Listing:
********

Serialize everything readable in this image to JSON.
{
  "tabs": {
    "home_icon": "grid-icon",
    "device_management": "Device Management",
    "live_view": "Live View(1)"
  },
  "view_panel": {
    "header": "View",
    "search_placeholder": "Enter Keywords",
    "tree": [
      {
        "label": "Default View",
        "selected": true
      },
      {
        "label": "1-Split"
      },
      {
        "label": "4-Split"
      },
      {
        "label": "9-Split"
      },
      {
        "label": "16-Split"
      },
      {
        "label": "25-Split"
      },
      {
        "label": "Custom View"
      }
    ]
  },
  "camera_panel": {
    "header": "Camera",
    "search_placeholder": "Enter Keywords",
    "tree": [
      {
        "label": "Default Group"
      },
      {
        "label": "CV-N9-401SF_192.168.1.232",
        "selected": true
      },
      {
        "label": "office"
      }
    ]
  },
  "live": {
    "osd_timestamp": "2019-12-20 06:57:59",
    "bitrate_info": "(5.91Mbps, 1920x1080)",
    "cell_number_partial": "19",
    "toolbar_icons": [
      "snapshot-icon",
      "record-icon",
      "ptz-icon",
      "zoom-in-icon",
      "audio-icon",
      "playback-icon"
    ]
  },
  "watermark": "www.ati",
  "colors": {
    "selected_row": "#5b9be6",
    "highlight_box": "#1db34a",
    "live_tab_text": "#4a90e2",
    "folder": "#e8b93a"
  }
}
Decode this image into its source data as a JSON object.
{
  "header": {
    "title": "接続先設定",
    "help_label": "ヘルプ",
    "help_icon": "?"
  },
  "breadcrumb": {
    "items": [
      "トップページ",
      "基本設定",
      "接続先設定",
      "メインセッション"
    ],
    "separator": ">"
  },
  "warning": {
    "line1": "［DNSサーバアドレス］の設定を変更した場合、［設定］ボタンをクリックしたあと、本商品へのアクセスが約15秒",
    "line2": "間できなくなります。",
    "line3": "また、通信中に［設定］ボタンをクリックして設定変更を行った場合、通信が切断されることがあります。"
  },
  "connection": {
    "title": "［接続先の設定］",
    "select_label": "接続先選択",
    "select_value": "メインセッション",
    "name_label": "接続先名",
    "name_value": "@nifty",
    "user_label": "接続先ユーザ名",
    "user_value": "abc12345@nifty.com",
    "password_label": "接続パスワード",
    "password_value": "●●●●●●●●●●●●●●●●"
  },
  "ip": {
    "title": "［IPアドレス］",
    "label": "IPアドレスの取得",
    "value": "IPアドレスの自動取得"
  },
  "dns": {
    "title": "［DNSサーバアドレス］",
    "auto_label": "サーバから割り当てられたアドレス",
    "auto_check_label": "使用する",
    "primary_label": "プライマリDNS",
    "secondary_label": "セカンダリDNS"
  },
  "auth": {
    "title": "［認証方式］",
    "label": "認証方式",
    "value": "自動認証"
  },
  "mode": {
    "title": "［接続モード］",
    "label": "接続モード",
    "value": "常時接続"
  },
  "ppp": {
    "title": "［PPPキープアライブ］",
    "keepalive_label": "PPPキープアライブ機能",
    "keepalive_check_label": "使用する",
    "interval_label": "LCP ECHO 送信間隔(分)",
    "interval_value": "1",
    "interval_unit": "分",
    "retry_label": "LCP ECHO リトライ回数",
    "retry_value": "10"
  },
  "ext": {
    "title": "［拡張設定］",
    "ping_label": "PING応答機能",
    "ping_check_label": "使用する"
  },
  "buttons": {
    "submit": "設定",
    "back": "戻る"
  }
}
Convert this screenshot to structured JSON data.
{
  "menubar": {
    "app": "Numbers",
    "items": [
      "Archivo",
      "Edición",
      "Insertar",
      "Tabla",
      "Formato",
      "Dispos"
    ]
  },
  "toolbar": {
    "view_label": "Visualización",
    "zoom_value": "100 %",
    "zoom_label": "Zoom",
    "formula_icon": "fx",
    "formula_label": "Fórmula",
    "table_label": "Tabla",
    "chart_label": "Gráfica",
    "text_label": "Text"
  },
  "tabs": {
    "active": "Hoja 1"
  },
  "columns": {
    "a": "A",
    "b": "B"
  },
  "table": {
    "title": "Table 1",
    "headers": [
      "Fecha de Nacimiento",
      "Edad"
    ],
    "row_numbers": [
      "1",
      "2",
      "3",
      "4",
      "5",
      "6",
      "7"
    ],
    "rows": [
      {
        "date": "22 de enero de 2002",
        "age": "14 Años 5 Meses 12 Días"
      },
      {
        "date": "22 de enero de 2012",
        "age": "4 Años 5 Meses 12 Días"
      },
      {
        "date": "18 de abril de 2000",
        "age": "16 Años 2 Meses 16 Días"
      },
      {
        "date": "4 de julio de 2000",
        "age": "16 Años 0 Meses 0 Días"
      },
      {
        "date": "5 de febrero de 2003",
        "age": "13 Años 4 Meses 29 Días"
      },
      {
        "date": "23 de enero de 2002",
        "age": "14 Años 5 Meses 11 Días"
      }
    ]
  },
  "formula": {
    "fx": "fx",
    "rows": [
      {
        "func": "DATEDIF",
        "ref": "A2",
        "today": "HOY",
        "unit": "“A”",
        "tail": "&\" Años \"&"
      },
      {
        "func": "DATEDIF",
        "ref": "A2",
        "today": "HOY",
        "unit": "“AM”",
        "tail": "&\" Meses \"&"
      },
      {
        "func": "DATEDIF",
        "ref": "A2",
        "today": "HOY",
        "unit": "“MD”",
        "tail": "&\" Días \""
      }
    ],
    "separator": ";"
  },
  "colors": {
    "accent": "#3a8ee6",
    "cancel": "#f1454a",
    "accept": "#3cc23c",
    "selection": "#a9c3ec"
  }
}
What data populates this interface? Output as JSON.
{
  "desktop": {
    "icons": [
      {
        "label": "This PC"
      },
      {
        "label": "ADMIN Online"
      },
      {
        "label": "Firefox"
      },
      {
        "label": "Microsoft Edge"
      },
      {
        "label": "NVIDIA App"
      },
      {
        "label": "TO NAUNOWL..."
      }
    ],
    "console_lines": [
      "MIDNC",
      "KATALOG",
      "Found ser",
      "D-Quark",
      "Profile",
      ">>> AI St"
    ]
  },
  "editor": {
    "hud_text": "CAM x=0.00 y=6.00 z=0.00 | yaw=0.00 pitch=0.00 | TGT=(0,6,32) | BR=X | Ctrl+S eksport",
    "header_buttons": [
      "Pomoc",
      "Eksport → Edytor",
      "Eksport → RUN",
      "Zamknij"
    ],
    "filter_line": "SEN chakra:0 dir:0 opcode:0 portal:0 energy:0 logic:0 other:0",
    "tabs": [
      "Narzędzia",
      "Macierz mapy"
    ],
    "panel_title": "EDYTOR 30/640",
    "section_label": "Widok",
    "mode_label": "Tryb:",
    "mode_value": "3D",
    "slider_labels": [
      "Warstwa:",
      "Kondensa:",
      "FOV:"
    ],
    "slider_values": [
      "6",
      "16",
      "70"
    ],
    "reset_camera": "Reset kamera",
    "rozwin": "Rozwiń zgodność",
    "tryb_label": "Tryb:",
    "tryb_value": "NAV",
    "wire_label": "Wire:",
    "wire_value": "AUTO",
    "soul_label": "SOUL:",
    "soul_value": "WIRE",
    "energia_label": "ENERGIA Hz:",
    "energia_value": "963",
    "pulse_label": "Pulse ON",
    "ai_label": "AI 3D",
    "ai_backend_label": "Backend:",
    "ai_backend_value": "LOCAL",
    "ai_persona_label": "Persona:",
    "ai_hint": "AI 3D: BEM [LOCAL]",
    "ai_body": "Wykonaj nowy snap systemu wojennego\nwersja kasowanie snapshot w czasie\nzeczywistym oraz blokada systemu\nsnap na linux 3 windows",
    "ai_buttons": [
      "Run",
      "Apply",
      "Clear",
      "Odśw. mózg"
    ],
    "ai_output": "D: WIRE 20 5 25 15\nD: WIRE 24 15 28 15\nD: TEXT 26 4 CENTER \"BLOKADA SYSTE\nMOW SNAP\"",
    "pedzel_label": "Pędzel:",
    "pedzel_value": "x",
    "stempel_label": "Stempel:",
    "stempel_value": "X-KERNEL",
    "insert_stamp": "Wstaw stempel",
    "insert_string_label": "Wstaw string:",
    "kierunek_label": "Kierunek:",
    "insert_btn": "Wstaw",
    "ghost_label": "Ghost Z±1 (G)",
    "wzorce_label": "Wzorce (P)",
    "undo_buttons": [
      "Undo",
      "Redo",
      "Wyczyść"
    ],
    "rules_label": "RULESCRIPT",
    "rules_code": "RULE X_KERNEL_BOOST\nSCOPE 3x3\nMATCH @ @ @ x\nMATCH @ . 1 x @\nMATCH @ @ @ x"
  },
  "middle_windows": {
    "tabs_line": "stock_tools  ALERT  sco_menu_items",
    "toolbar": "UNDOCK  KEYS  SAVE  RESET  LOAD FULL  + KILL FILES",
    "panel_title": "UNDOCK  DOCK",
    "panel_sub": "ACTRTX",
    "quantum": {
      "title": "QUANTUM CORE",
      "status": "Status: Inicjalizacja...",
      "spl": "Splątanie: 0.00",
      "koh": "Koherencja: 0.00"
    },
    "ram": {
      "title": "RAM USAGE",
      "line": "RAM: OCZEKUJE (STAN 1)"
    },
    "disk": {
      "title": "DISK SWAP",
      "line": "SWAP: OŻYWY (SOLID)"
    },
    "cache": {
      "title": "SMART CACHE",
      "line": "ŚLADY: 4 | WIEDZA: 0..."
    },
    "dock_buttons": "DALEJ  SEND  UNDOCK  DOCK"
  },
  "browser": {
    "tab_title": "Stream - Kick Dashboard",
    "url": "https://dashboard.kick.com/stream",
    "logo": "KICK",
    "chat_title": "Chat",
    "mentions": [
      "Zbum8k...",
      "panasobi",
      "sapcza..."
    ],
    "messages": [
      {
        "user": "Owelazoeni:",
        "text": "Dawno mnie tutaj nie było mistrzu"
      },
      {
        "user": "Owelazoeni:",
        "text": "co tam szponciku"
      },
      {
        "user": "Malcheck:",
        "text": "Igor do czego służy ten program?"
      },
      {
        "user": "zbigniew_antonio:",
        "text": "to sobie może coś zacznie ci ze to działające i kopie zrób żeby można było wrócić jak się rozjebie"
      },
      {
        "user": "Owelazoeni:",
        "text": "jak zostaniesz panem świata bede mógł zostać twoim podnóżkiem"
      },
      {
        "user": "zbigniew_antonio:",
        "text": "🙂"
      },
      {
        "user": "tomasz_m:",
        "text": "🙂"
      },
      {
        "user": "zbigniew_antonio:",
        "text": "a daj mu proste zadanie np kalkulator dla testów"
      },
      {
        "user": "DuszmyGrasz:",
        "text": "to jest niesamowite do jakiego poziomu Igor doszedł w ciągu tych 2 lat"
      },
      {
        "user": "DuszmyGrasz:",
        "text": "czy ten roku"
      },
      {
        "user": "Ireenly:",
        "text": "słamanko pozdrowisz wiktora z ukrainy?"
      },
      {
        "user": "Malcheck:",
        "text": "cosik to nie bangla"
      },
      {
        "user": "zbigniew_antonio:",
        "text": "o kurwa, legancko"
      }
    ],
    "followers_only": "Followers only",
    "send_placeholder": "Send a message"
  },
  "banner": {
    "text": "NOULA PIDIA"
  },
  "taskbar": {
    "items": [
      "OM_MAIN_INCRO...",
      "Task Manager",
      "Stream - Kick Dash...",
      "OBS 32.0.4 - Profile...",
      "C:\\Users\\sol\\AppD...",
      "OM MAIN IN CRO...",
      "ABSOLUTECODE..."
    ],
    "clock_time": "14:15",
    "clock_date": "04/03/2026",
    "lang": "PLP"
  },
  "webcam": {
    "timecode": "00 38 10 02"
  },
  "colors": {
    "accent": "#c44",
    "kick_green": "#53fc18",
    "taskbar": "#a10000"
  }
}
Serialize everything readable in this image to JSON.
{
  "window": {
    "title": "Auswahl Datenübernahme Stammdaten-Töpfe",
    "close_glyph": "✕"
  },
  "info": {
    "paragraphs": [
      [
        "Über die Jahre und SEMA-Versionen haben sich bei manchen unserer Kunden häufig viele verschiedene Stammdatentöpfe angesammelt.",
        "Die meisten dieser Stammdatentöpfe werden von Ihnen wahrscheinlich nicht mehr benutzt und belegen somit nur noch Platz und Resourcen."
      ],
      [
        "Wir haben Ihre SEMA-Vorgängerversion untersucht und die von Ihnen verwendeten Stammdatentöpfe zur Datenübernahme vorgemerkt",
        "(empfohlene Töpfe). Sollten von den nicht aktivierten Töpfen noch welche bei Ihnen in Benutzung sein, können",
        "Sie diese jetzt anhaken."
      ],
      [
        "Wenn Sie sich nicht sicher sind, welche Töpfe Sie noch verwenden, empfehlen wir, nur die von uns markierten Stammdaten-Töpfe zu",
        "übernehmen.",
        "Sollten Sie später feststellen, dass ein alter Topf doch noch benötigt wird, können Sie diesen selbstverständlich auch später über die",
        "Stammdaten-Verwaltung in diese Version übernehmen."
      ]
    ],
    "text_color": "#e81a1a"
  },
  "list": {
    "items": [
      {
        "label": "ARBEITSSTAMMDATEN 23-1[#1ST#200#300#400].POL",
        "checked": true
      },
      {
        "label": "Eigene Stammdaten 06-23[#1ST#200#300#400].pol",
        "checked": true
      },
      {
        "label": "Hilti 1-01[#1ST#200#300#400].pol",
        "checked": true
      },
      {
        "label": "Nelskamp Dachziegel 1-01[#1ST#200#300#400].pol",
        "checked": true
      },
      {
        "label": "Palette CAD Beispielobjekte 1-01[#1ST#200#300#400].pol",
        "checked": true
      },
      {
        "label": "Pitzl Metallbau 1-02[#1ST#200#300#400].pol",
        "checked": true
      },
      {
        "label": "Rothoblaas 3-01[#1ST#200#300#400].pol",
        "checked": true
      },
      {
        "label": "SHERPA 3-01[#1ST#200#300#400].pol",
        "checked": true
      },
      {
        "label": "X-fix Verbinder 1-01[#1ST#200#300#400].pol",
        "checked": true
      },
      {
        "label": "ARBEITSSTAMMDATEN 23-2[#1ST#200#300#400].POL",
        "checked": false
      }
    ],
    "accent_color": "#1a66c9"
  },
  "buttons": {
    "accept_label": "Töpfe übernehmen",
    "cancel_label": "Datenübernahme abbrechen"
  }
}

********

What the task requires:
Count every line in the data that contains the word "Igor", then give that count and nothing else.

The output:
2